Transcribe the records below exactly as they appear, omitting any pictures.

## START Provided data

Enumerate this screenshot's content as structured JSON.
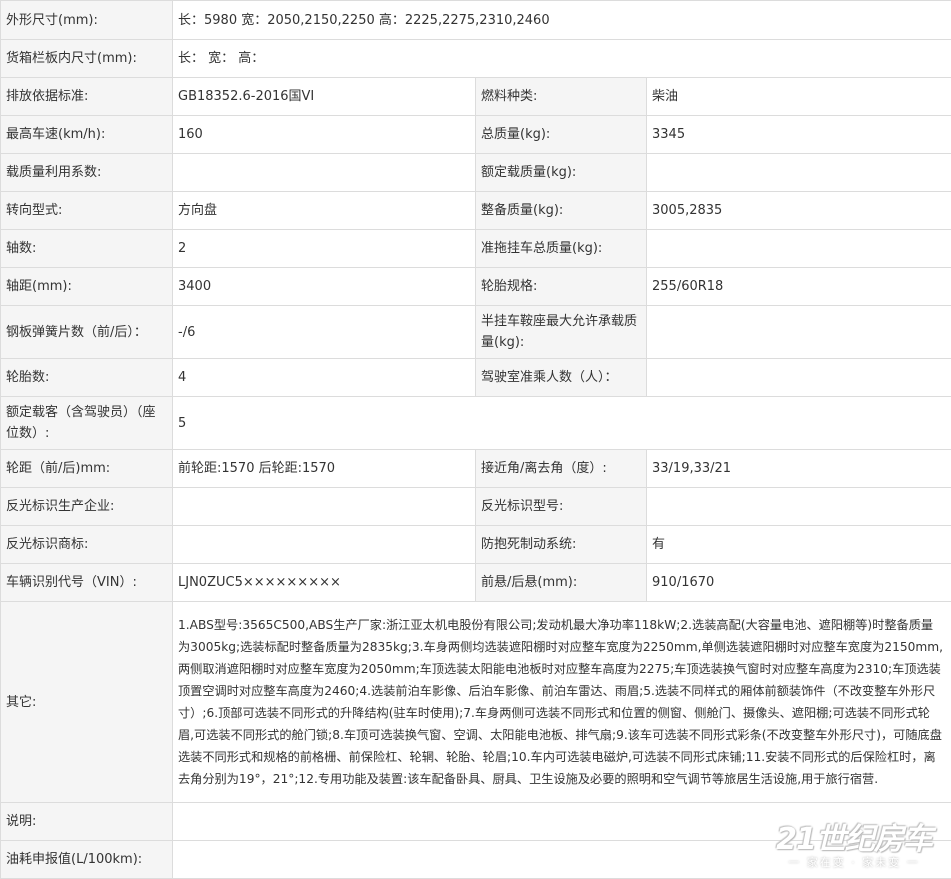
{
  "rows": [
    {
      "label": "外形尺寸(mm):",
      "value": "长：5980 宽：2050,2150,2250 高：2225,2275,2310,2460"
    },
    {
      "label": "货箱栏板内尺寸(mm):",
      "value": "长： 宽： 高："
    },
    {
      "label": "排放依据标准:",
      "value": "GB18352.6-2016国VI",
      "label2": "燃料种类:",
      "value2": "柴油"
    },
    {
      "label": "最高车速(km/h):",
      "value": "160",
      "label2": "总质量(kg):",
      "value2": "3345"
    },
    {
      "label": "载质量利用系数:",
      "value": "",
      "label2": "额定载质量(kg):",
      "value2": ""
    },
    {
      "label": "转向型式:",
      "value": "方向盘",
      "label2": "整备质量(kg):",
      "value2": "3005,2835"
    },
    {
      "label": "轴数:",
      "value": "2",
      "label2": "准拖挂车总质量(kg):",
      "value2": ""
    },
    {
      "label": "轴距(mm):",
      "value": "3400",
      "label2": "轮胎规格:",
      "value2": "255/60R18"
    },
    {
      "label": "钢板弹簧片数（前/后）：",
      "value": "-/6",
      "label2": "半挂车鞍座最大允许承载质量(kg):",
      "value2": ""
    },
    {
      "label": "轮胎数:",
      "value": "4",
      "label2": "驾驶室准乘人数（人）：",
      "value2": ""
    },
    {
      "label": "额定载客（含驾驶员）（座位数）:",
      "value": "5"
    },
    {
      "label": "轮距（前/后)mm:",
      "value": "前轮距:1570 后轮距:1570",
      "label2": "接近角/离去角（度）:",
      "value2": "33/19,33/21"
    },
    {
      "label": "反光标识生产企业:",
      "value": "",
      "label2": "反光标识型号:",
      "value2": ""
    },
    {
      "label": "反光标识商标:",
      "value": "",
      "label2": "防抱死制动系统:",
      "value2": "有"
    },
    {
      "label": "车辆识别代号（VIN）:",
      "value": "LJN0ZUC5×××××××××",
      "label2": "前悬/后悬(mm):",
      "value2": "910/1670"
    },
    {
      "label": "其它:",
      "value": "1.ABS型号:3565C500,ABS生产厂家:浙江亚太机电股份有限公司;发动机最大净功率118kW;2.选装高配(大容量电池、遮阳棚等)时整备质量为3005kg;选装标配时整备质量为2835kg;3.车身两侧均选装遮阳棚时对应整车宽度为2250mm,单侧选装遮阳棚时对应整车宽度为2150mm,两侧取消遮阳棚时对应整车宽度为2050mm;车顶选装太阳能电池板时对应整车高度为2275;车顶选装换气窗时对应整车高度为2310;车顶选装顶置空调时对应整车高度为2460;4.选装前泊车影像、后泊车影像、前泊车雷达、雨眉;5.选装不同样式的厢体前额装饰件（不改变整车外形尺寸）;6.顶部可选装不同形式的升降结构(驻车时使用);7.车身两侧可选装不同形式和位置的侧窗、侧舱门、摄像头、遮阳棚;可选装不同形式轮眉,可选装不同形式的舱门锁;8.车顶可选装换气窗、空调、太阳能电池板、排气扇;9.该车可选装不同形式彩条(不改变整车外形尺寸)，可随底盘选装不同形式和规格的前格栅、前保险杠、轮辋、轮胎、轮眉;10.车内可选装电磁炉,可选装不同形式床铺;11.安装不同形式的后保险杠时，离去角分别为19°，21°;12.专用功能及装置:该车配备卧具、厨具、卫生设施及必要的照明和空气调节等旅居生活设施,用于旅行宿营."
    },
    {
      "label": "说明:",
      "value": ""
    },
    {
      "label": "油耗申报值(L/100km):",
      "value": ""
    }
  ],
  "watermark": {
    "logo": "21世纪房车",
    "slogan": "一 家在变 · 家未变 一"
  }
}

## END Provided data

• Answer below:
Enumerate this screenshot's content as structured JSON.
{
  "rows": [
    {
      "label": "外形尺寸(mm):",
      "value": "长：5980 宽：2050,2150,2250 高：2225,2275,2310,2460"
    },
    {
      "label": "货箱栏板内尺寸(mm):",
      "value": "长： 宽： 高："
    },
    {
      "label": "排放依据标准:",
      "value": "GB18352.6-2016国VI",
      "label2": "燃料种类:",
      "value2": "柴油"
    },
    {
      "label": "最高车速(km/h):",
      "value": "160",
      "label2": "总质量(kg):",
      "value2": "3345"
    },
    {
      "label": "载质量利用系数:",
      "value": "",
      "label2": "额定载质量(kg):",
      "value2": ""
    },
    {
      "label": "转向型式:",
      "value": "方向盘",
      "label2": "整备质量(kg):",
      "value2": "3005,2835"
    },
    {
      "label": "轴数:",
      "value": "2",
      "label2": "准拖挂车总质量(kg):",
      "value2": ""
    },
    {
      "label": "轴距(mm):",
      "value": "3400",
      "label2": "轮胎规格:",
      "value2": "255/60R18"
    },
    {
      "label": "钢板弹簧片数（前/后）：",
      "value": "-/6",
      "label2": "半挂车鞍座最大允许承载质量(kg):",
      "value2": ""
    },
    {
      "label": "轮胎数:",
      "value": "4",
      "label2": "驾驶室准乘人数（人）：",
      "value2": ""
    },
    {
      "label": "额定载客（含驾驶员）（座位数）:",
      "value": "5"
    },
    {
      "label": "轮距（前/后)mm:",
      "value": "前轮距:1570 后轮距:1570",
      "label2": "接近角/离去角（度）:",
      "value2": "33/19,33/21"
    },
    {
      "label": "反光标识生产企业:",
      "value": "",
      "label2": "反光标识型号:",
      "value2": ""
    },
    {
      "label": "反光标识商标:",
      "value": "",
      "label2": "防抱死制动系统:",
      "value2": "有"
    },
    {
      "label": "车辆识别代号（VIN）:",
      "value": "LJN0ZUC5×××××××××",
      "label2": "前悬/后悬(mm):",
      "value2": "910/1670"
    },
    {
      "label": "其它:",
      "value": "1.ABS型号:3565C500,ABS生产厂家:浙江亚太机电股份有限公司;发动机最大净功率118kW;2.选装高配(大容量电池、遮阳棚等)时整备质量为3005kg;选装标配时整备质量为2835kg;3.车身两侧均选装遮阳棚时对应整车宽度为2250mm,单侧选装遮阳棚时对应整车宽度为2150mm,两侧取消遮阳棚时对应整车宽度为2050mm;车顶选装太阳能电池板时对应整车高度为2275;车顶选装换气窗时对应整车高度为2310;车顶选装顶置空调时对应整车高度为2460;4.选装前泊车影像、后泊车影像、前泊车雷达、雨眉;5.选装不同样式的厢体前额装饰件（不改变整车外形尺寸）;6.顶部可选装不同形式的升降结构(驻车时使用);7.车身两侧可选装不同形式和位置的侧窗、侧舱门、摄像头、遮阳棚;可选装不同形式轮眉,可选装不同形式的舱门锁;8.车顶可选装换气窗、空调、太阳能电池板、排气扇;9.该车可选装不同形式彩条(不改变整车外形尺寸)，可随底盘选装不同形式和规格的前格栅、前保险杠、轮辋、轮胎、轮眉;10.车内可选装电磁炉,可选装不同形式床铺;11.安装不同形式的后保险杠时，离去角分别为19°，21°;12.专用功能及装置:该车配备卧具、厨具、卫生设施及必要的照明和空气调节等旅居生活设施,用于旅行宿营."
    },
    {
      "label": "说明:",
      "value": ""
    },
    {
      "label": "油耗申报值(L/100km):",
      "value": ""
    }
  ],
  "watermark": {
    "logo": "21世纪房车",
    "slogan": "一 家在变 · 家未变 一"
  }
}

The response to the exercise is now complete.